» Task requirements
Write out each record below exactly as it appears, with no pictures.

» Items
* * * * * * * * *
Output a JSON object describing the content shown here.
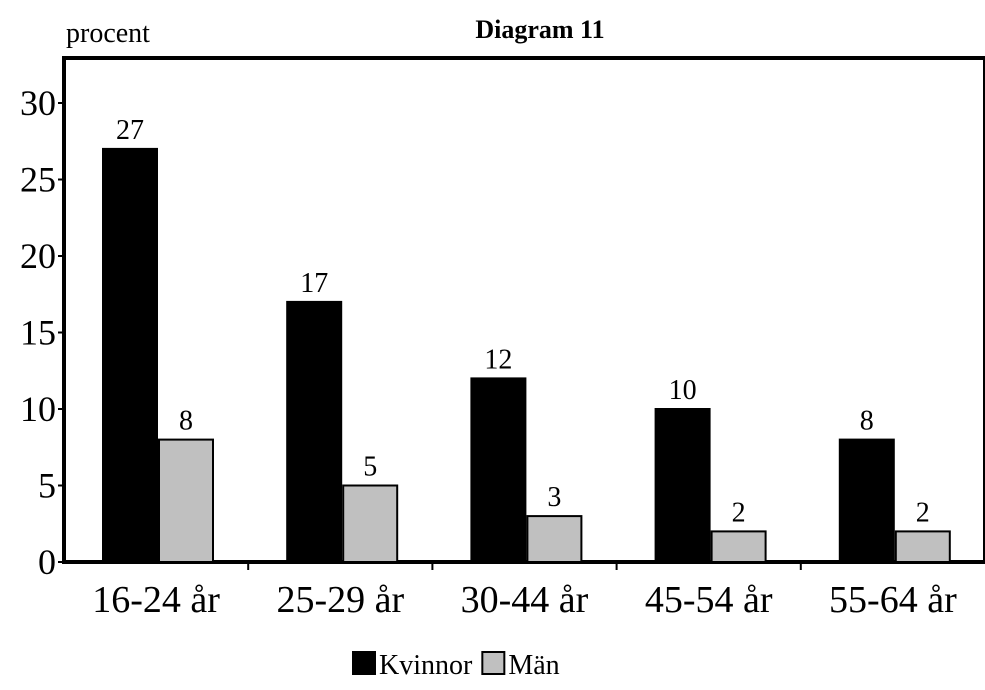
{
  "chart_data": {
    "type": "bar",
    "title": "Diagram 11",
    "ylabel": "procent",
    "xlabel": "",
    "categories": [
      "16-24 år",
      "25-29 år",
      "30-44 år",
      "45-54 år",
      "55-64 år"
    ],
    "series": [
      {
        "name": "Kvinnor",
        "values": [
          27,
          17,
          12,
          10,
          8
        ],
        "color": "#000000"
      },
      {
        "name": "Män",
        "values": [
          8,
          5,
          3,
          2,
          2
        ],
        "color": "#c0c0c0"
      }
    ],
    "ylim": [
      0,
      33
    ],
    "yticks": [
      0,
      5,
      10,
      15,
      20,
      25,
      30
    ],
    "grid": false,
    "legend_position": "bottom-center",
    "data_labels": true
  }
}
* * * * * * * * *
» Solved exercise
Output a JSON object describing the content shown here.
{
  "chart_data": {
    "type": "bar",
    "title": "Diagram 11",
    "ylabel": "procent",
    "xlabel": "",
    "categories": [
      "16-24 år",
      "25-29 år",
      "30-44 år",
      "45-54 år",
      "55-64 år"
    ],
    "series": [
      {
        "name": "Kvinnor",
        "values": [
          27,
          17,
          12,
          10,
          8
        ],
        "color": "#000000"
      },
      {
        "name": "Män",
        "values": [
          8,
          5,
          3,
          2,
          2
        ],
        "color": "#c0c0c0"
      }
    ],
    "ylim": [
      0,
      33
    ],
    "yticks": [
      0,
      5,
      10,
      15,
      20,
      25,
      30
    ],
    "grid": false,
    "legend_position": "bottom-center",
    "data_labels": true
  }
}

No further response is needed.